----- MATERIAL PROVIDED -----
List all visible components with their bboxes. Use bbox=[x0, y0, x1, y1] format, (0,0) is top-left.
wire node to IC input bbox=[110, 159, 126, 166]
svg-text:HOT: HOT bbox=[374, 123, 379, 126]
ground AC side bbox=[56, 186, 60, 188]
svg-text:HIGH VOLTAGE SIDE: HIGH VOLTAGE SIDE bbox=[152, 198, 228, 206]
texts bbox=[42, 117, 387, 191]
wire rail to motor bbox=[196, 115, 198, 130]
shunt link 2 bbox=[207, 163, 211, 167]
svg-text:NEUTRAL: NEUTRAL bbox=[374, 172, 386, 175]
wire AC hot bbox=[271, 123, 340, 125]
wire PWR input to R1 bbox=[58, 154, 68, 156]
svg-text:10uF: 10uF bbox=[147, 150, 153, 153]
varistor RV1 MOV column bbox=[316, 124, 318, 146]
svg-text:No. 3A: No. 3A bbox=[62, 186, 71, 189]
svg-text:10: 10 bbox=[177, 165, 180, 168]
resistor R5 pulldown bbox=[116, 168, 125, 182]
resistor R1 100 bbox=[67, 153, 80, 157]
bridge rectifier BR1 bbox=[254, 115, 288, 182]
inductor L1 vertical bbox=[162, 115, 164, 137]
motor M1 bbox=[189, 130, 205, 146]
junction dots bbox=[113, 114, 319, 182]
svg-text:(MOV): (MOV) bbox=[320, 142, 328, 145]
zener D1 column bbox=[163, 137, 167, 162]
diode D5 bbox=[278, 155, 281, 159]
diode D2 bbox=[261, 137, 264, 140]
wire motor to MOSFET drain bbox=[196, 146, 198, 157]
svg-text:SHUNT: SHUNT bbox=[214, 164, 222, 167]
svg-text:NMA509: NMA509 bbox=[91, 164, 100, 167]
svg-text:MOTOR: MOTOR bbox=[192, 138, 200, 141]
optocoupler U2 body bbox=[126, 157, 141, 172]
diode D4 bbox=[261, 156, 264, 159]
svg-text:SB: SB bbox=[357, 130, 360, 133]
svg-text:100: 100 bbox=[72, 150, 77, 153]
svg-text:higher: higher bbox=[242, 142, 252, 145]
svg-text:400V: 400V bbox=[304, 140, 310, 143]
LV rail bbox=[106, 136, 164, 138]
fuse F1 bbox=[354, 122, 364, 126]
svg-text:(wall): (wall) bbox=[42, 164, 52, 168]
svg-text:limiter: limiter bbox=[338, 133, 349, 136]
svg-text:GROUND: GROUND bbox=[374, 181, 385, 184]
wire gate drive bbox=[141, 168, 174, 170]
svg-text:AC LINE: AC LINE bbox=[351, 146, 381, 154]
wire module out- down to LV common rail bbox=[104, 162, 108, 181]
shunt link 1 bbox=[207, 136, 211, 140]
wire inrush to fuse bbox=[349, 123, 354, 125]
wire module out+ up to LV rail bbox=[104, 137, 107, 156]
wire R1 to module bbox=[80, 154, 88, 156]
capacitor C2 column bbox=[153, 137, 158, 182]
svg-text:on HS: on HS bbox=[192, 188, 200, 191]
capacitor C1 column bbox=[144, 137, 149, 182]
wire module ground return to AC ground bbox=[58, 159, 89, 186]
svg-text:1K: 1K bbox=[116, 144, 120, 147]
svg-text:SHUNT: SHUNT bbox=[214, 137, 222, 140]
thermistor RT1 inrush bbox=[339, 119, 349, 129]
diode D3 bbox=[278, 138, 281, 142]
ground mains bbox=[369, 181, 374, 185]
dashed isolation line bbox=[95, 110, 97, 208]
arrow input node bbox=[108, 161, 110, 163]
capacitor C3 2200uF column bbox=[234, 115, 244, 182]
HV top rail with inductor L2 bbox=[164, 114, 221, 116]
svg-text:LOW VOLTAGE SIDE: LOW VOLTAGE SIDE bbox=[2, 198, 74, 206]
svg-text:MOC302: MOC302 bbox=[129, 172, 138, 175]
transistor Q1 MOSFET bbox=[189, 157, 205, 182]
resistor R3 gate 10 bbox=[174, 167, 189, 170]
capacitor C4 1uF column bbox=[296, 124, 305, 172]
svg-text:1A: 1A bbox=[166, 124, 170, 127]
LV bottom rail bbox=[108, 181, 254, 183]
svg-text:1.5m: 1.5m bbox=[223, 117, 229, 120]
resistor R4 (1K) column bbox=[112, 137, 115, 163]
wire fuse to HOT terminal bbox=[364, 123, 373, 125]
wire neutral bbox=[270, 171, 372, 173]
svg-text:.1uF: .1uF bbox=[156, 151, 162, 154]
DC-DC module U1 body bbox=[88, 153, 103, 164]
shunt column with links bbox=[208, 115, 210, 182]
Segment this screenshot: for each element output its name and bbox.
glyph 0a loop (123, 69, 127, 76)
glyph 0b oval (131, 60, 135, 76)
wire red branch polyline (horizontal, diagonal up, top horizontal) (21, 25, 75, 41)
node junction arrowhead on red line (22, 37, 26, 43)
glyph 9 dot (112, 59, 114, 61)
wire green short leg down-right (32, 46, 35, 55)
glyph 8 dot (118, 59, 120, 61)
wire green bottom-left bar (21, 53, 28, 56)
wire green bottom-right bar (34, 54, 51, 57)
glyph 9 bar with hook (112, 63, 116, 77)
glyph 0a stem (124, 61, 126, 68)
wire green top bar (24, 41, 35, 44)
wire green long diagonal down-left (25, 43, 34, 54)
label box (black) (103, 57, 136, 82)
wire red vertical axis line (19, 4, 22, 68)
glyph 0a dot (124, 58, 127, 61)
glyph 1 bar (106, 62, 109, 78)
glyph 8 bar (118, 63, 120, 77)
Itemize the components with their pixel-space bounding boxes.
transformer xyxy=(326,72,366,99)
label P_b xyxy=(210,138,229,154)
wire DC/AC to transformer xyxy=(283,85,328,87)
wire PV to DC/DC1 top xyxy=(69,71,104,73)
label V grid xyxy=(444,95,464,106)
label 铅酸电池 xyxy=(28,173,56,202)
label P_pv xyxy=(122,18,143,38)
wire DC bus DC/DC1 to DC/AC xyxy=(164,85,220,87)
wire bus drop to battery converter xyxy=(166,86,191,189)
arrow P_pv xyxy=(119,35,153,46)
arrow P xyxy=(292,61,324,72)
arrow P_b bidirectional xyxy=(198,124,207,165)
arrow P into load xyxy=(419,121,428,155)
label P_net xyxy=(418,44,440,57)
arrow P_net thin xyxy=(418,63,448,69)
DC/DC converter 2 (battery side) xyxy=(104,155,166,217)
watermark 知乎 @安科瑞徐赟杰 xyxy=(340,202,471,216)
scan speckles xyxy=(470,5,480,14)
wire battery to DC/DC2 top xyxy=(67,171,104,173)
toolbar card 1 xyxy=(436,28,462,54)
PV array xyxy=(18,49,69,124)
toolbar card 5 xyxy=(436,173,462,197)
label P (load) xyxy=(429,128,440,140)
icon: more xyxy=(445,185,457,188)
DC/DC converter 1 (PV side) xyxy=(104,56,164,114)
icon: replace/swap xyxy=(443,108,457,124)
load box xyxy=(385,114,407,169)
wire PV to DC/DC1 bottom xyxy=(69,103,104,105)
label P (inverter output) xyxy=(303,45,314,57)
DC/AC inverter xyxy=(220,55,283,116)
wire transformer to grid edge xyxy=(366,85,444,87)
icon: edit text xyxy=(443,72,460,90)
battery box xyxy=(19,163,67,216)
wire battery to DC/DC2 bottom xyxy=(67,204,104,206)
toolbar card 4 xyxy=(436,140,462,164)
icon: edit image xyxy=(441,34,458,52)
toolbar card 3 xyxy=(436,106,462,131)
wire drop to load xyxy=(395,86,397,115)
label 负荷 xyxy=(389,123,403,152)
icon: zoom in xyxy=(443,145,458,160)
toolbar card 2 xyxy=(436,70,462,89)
-----
**REQUIREMENT:** Lay out every line of the data above as a numbered list, leaving out any blank lines.

**CORRECT RESULT:**
1. List all visible components with their bboxes. Use bbox=[x0, y0, x1, y1] format, (0,0) is top-left.
2. wire node to IC input bbox=[110, 159, 126, 166]
3. svg-text:HOT: HOT bbox=[374, 123, 379, 126]
4. ground AC side bbox=[56, 186, 60, 188]
5. svg-text:HIGH VOLTAGE SIDE: HIGH VOLTAGE SIDE bbox=[152, 198, 228, 206]
6. texts bbox=[42, 117, 387, 191]
7. wire rail to motor bbox=[196, 115, 198, 130]
8. shunt link 2 bbox=[207, 163, 211, 167]
9. svg-text:NEUTRAL: NEUTRAL bbox=[374, 172, 386, 175]
10. wire AC hot bbox=[271, 123, 340, 125]
11. wire PWR input to R1 bbox=[58, 154, 68, 156]
12. svg-text:10uF: 10uF bbox=[147, 150, 153, 153]
13. varistor RV1 MOV column bbox=[316, 124, 318, 146]
14. svg-text:No. 3A: No. 3A bbox=[62, 186, 71, 189]
15. svg-text:10: 10 bbox=[177, 165, 180, 168]
16. resistor R5 pulldown bbox=[116, 168, 125, 182]
17. resistor R1 100 bbox=[67, 153, 80, 157]
18. bridge rectifier BR1 bbox=[254, 115, 288, 182]
19. inductor L1 vertical bbox=[162, 115, 164, 137]
20. motor M1 bbox=[189, 130, 205, 146]
21. junction dots bbox=[113, 114, 319, 182]
22. svg-text:(MOV): (MOV) bbox=[320, 142, 328, 145]
23. zener D1 column bbox=[163, 137, 167, 162]
24. diode D5 bbox=[278, 155, 281, 159]
25. diode D2 bbox=[261, 137, 264, 140]
26. wire motor to MOSFET drain bbox=[196, 146, 198, 157]
27. svg-text:SHUNT: SHUNT bbox=[214, 164, 222, 167]
28. svg-text:NMA509: NMA509 bbox=[91, 164, 100, 167]
29. svg-text:MOTOR: MOTOR bbox=[192, 138, 200, 141]
30. optocoupler U2 body bbox=[126, 157, 141, 172]
31. diode D4 bbox=[261, 156, 264, 159]
32. svg-text:SB: SB bbox=[357, 130, 360, 133]
33. svg-text:100: 100 bbox=[72, 150, 77, 153]
34. svg-text:higher: higher bbox=[242, 142, 252, 145]
35. svg-text:400V: 400V bbox=[304, 140, 310, 143]
36. LV rail bbox=[106, 136, 164, 138]
37. fuse F1 bbox=[354, 122, 364, 126]
38. svg-text:(wall): (wall) bbox=[42, 164, 52, 168]
39. svg-text:limiter: limiter bbox=[338, 133, 349, 136]
40. svg-text:GROUND: GROUND bbox=[374, 181, 385, 184]
41. wire gate drive bbox=[141, 168, 174, 170]
42. svg-text:AC LINE: AC LINE bbox=[351, 146, 381, 154]
43. wire module out- down to LV common rail bbox=[104, 162, 108, 181]
44. shunt link 1 bbox=[207, 136, 211, 140]
45. wire inrush to fuse bbox=[349, 123, 354, 125]
46. wire module out+ up to LV rail bbox=[104, 137, 107, 156]
47. wire R1 to module bbox=[80, 154, 88, 156]
48. capacitor C2 column bbox=[153, 137, 158, 182]
49. svg-text:on HS: on HS bbox=[192, 188, 200, 191]
50. capacitor C1 column bbox=[144, 137, 149, 182]
51. wire module ground return to AC ground bbox=[58, 159, 89, 186]
52. svg-text:1K: 1K bbox=[116, 144, 120, 147]
53. svg-text:SHUNT: SHUNT bbox=[214, 137, 222, 140]
54. thermistor RT1 inrush bbox=[339, 119, 349, 129]
55. diode D3 bbox=[278, 138, 281, 142]
56. ground mains bbox=[369, 181, 374, 185]
57. dashed isolation line bbox=[95, 110, 97, 208]
58. arrow input node bbox=[108, 161, 110, 163]
59. capacitor C3 2200uF column bbox=[234, 115, 244, 182]
60. HV top rail with inductor L2 bbox=[164, 114, 221, 116]
61. svg-text:LOW VOLTAGE SIDE: LOW VOLTAGE SIDE bbox=[2, 198, 74, 206]
62. svg-text:MOC302: MOC302 bbox=[129, 172, 138, 175]
63. transistor Q1 MOSFET bbox=[189, 157, 205, 182]
64. resistor R3 gate 10 bbox=[174, 167, 189, 170]
65. capacitor C4 1uF column bbox=[296, 124, 305, 172]
66. svg-text:1A: 1A bbox=[166, 124, 170, 127]
67. LV bottom rail bbox=[108, 181, 254, 183]
68. svg-text:1.5m: 1.5m bbox=[223, 117, 229, 120]
69. resistor R4 (1K) column bbox=[112, 137, 115, 163]
70. wire fuse to HOT terminal bbox=[364, 123, 373, 125]
71. wire neutral bbox=[270, 171, 372, 173]
72. svg-text:.1uF: .1uF bbox=[156, 151, 162, 154]
73. DC-DC module U1 body bbox=[88, 153, 103, 164]
74. shunt column with links bbox=[208, 115, 210, 182]
75. Segment this screenshot: for each element output its name and bbox.
76. glyph 0a loop (123, 69, 127, 76)
77. glyph 0b oval (131, 60, 135, 76)
78. wire red branch polyline (horizontal, diagonal up, top horizontal) (21, 25, 75, 41)
79. node junction arrowhead on red line (22, 37, 26, 43)
80. glyph 9 dot (112, 59, 114, 61)
81. wire green short leg down-right (32, 46, 35, 55)
82. glyph 8 dot (118, 59, 120, 61)
83. wire green bottom-left bar (21, 53, 28, 56)
84. wire green bottom-right bar (34, 54, 51, 57)
85. glyph 9 bar with hook (112, 63, 116, 77)
86. glyph 0a stem (124, 61, 126, 68)
87. wire green top bar (24, 41, 35, 44)
88. wire green long diagonal down-left (25, 43, 34, 54)
89. label box (black) (103, 57, 136, 82)
90. wire red vertical axis line (19, 4, 22, 68)
91. glyph 0a dot (124, 58, 127, 61)
92. glyph 1 bar (106, 62, 109, 78)
93. glyph 8 bar (118, 63, 120, 77)
94. Itemize the components with their pixel-space bounding boxes.
95. transformer xyxy=(326,72,366,99)
96. label P_b xyxy=(210,138,229,154)
97. wire DC/AC to transformer xyxy=(283,85,328,87)
98. wire PV to DC/DC1 top xyxy=(69,71,104,73)
99. label V grid xyxy=(444,95,464,106)
100. label 铅酸电池 xyxy=(28,173,56,202)
101. label P_pv xyxy=(122,18,143,38)
102. wire DC bus DC/DC1 to DC/AC xyxy=(164,85,220,87)
103. wire bus drop to battery converter xyxy=(166,86,191,189)
104. arrow P_pv xyxy=(119,35,153,46)
105. arrow P xyxy=(292,61,324,72)
106. arrow P_b bidirectional xyxy=(198,124,207,165)
107. arrow P into load xyxy=(419,121,428,155)
108. label P_net xyxy=(418,44,440,57)
109. arrow P_net thin xyxy=(418,63,448,69)
110. DC/DC converter 2 (battery side) xyxy=(104,155,166,217)
111. watermark 知乎 @安科瑞徐赟杰 xyxy=(340,202,471,216)
112. scan speckles xyxy=(470,5,480,14)
113. wire battery to DC/DC2 top xyxy=(67,171,104,173)
114. toolbar card 1 xyxy=(436,28,462,54)
115. PV array xyxy=(18,49,69,124)
116. toolbar card 5 xyxy=(436,173,462,197)
117. label P (load) xyxy=(429,128,440,140)
118. icon: more xyxy=(445,185,457,188)
119. DC/DC converter 1 (PV side) xyxy=(104,56,164,114)
120. icon: replace/swap xyxy=(443,108,457,124)
121. load box xyxy=(385,114,407,169)
122. wire PV to DC/DC1 bottom xyxy=(69,103,104,105)
123. label P (inverter output) xyxy=(303,45,314,57)
124. DC/AC inverter xyxy=(220,55,283,116)
125. wire transformer to grid edge xyxy=(366,85,444,87)
126. icon: edit text xyxy=(443,72,460,90)
127. battery box xyxy=(19,163,67,216)
128. wire battery to DC/DC2 bottom xyxy=(67,204,104,206)
129. toolbar card 4 xyxy=(436,140,462,164)
130. icon: edit image xyxy=(441,34,458,52)
131. toolbar card 3 xyxy=(436,106,462,131)
132. wire drop to load xyxy=(395,86,397,115)
133. label 负荷 xyxy=(389,123,403,152)
134. icon: zoom in xyxy=(443,145,458,160)
135. toolbar card 2 xyxy=(436,70,462,89)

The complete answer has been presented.